Leave out the pictures and repeat everything else in the records exactly.

──────

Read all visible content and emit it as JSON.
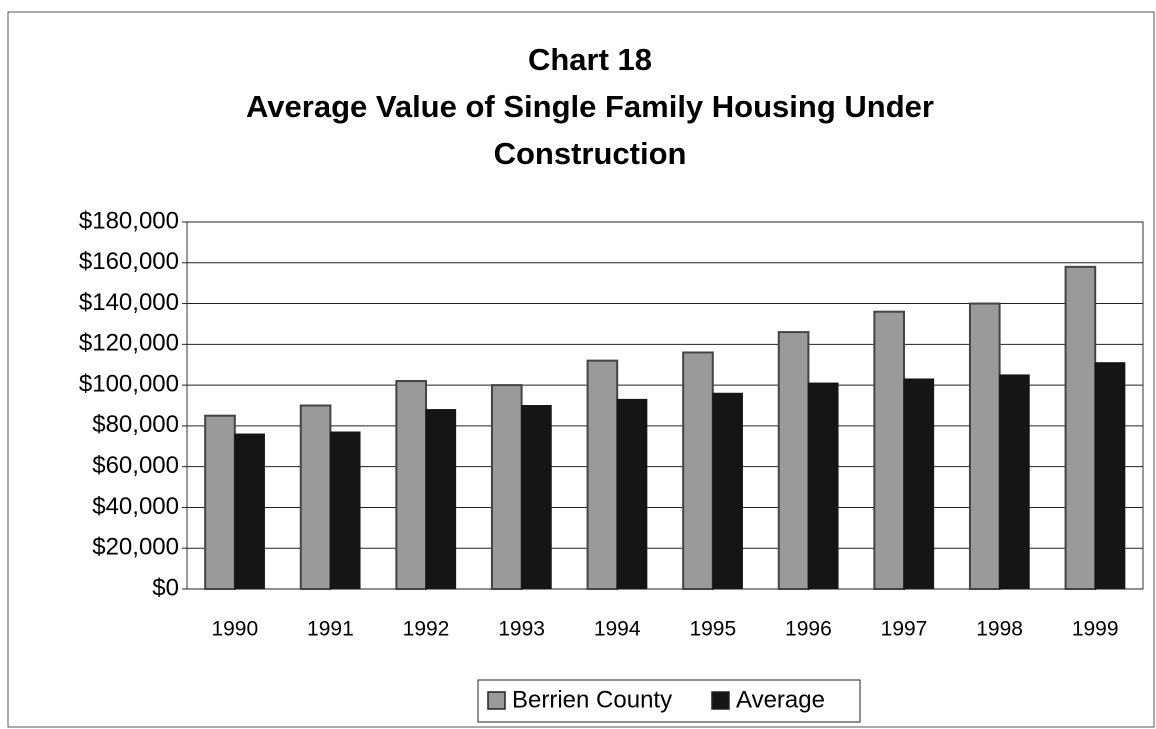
{
  "chart_data": {
    "type": "bar",
    "title": "Chart 18",
    "subtitle": "Average Value of Single Family Housing Under Construction",
    "categories": [
      "1990",
      "1991",
      "1992",
      "1993",
      "1994",
      "1995",
      "1996",
      "1997",
      "1998",
      "1999"
    ],
    "series": [
      {
        "name": "Berrien County",
        "color": "#9a9a9a",
        "values": [
          85000,
          90000,
          102000,
          100000,
          112000,
          116000,
          126000,
          136000,
          140000,
          158000
        ]
      },
      {
        "name": "Average",
        "color": "#151515",
        "values": [
          76000,
          77000,
          88000,
          90000,
          93000,
          96000,
          101000,
          103000,
          105000,
          111000
        ]
      }
    ],
    "ylim": [
      0,
      180000
    ],
    "yticks": [
      {
        "value": 0,
        "label": "$0"
      },
      {
        "value": 20000,
        "label": "$20,000"
      },
      {
        "value": 40000,
        "label": "$40,000"
      },
      {
        "value": 60000,
        "label": "$60,000"
      },
      {
        "value": 80000,
        "label": "$80,000"
      },
      {
        "value": 100000,
        "label": "$100,000"
      },
      {
        "value": 120000,
        "label": "$120,000"
      },
      {
        "value": 140000,
        "label": "$140,000"
      },
      {
        "value": 160000,
        "label": "$160,000"
      },
      {
        "value": 180000,
        "label": "$180,000"
      }
    ],
    "grid": true,
    "legend": "bottom"
  }
}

──────

• FINISHED ANSWER:
Read all visible content and emit it as JSON.
{
  "chart_data": {
    "type": "bar",
    "title": "Chart 18",
    "subtitle": "Average Value of Single Family Housing Under Construction",
    "categories": [
      "1990",
      "1991",
      "1992",
      "1993",
      "1994",
      "1995",
      "1996",
      "1997",
      "1998",
      "1999"
    ],
    "series": [
      {
        "name": "Berrien County",
        "color": "#9a9a9a",
        "values": [
          85000,
          90000,
          102000,
          100000,
          112000,
          116000,
          126000,
          136000,
          140000,
          158000
        ]
      },
      {
        "name": "Average",
        "color": "#151515",
        "values": [
          76000,
          77000,
          88000,
          90000,
          93000,
          96000,
          101000,
          103000,
          105000,
          111000
        ]
      }
    ],
    "ylim": [
      0,
      180000
    ],
    "yticks": [
      {
        "value": 0,
        "label": "$0"
      },
      {
        "value": 20000,
        "label": "$20,000"
      },
      {
        "value": 40000,
        "label": "$40,000"
      },
      {
        "value": 60000,
        "label": "$60,000"
      },
      {
        "value": 80000,
        "label": "$80,000"
      },
      {
        "value": 100000,
        "label": "$100,000"
      },
      {
        "value": 120000,
        "label": "$120,000"
      },
      {
        "value": 140000,
        "label": "$140,000"
      },
      {
        "value": 160000,
        "label": "$160,000"
      },
      {
        "value": 180000,
        "label": "$180,000"
      }
    ],
    "grid": true,
    "legend": "bottom"
  }
}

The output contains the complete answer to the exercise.